Records:

^^^^

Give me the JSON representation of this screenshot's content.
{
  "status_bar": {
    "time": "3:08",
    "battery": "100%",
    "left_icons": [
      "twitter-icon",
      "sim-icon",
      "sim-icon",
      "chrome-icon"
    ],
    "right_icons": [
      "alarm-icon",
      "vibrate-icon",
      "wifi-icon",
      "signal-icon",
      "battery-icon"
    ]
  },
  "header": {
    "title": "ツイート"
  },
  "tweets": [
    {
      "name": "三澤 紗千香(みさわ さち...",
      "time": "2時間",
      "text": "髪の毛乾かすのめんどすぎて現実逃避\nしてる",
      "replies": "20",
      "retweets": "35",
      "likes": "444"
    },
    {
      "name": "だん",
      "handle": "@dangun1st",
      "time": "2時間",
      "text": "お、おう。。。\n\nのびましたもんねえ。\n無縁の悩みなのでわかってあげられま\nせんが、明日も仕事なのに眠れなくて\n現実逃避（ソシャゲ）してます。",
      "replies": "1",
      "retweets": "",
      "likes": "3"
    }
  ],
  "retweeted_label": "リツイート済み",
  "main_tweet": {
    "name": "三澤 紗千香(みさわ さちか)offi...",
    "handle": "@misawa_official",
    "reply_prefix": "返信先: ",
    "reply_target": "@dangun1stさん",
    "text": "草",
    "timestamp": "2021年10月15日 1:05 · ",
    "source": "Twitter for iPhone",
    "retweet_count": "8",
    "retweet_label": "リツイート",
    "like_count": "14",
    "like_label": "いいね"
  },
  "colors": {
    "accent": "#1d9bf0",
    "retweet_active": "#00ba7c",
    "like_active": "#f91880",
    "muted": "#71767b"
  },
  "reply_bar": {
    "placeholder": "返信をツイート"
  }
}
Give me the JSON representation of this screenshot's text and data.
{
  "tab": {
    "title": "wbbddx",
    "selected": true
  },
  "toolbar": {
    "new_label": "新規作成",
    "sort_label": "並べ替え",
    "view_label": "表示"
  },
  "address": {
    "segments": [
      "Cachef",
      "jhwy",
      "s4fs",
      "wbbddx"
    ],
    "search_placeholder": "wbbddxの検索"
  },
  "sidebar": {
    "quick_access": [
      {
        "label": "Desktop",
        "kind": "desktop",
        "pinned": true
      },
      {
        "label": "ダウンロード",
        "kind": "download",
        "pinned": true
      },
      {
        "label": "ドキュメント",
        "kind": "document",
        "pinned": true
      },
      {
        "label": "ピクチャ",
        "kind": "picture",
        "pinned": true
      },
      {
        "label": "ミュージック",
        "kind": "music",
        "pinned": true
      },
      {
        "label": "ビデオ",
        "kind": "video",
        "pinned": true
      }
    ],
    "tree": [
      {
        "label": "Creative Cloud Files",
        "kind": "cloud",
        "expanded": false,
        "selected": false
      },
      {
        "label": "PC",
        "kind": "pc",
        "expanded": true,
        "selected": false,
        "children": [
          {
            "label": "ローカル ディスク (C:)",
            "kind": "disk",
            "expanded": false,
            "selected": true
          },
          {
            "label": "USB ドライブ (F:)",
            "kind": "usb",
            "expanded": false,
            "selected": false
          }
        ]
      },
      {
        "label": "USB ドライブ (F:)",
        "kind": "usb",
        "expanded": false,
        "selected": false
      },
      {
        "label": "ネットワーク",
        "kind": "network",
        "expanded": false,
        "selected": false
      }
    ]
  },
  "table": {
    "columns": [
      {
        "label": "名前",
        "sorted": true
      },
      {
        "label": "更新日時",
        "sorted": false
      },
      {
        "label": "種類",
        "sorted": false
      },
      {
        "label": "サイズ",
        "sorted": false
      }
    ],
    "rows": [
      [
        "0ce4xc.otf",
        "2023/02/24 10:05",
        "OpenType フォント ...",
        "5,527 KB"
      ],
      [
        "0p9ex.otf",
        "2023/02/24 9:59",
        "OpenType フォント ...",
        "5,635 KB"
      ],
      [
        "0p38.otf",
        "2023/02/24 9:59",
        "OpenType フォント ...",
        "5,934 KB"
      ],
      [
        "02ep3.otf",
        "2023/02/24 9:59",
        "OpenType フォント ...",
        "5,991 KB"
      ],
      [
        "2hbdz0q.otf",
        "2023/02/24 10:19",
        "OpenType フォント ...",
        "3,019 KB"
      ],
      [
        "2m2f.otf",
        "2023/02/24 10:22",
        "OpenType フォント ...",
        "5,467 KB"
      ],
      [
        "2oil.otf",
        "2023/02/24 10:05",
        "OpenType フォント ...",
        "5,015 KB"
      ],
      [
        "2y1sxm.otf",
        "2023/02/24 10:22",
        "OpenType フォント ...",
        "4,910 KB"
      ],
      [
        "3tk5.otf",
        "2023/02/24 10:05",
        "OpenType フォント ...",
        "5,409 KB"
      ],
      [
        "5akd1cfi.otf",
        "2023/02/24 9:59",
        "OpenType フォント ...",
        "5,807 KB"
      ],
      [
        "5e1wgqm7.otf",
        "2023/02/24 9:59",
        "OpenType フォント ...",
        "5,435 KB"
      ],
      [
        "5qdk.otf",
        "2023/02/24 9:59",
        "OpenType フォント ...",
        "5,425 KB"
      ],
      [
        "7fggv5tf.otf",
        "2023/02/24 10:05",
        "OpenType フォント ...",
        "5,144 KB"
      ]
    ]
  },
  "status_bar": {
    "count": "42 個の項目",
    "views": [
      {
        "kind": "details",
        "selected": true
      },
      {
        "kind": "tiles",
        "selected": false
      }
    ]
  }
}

^^^^

Directive:
Among the lines of the data above, count those holding "Give" and state only the number.

Final result:
2